- **THE PROBLEM**
The records that follow are to be repeated without alteration.

- **MATERIAL SHOWN**
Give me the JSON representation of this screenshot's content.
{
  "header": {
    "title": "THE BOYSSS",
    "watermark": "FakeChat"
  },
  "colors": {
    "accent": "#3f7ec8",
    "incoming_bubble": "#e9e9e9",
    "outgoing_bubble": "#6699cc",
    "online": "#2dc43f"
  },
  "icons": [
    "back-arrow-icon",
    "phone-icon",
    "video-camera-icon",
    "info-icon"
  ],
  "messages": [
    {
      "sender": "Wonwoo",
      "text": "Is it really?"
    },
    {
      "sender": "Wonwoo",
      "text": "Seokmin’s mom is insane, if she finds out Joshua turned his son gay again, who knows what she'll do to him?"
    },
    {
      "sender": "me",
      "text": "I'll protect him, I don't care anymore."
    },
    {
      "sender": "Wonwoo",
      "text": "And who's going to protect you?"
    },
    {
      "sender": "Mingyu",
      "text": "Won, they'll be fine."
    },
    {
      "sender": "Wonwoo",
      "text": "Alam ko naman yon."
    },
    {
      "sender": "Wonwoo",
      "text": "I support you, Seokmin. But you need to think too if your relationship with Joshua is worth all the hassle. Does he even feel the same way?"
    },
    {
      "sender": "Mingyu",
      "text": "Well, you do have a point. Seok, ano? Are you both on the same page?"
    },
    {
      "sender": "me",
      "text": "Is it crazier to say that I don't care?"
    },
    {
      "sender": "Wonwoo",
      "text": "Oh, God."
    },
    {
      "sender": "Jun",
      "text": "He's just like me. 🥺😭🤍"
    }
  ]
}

- **RESPONSE**
Give me the JSON representation of this screenshot's content.
{
  "header": {
    "title": "THE BOYSSS",
    "watermark": "FakeChat"
  },
  "colors": {
    "accent": "#3f7ec8",
    "incoming_bubble": "#e9e9e9",
    "outgoing_bubble": "#6699cc",
    "online": "#2dc43f"
  },
  "icons": [
    "back-arrow-icon",
    "phone-icon",
    "video-camera-icon",
    "info-icon"
  ],
  "messages": [
    {
      "sender": "Wonwoo",
      "text": "Is it really?"
    },
    {
      "sender": "Wonwoo",
      "text": "Seokmin’s mom is insane, if she finds out Joshua turned his son gay again, who knows what she'll do to him?"
    },
    {
      "sender": "me",
      "text": "I'll protect him, I don't care anymore."
    },
    {
      "sender": "Wonwoo",
      "text": "And who's going to protect you?"
    },
    {
      "sender": "Mingyu",
      "text": "Won, they'll be fine."
    },
    {
      "sender": "Wonwoo",
      "text": "Alam ko naman yon."
    },
    {
      "sender": "Wonwoo",
      "text": "I support you, Seokmin. But you need to think too if your relationship with Joshua is worth all the hassle. Does he even feel the same way?"
    },
    {
      "sender": "Mingyu",
      "text": "Well, you do have a point. Seok, ano? Are you both on the same page?"
    },
    {
      "sender": "me",
      "text": "Is it crazier to say that I don't care?"
    },
    {
      "sender": "Wonwoo",
      "text": "Oh, God."
    },
    {
      "sender": "Jun",
      "text": "He's just like me. 🥺😭🤍"
    }
  ]
}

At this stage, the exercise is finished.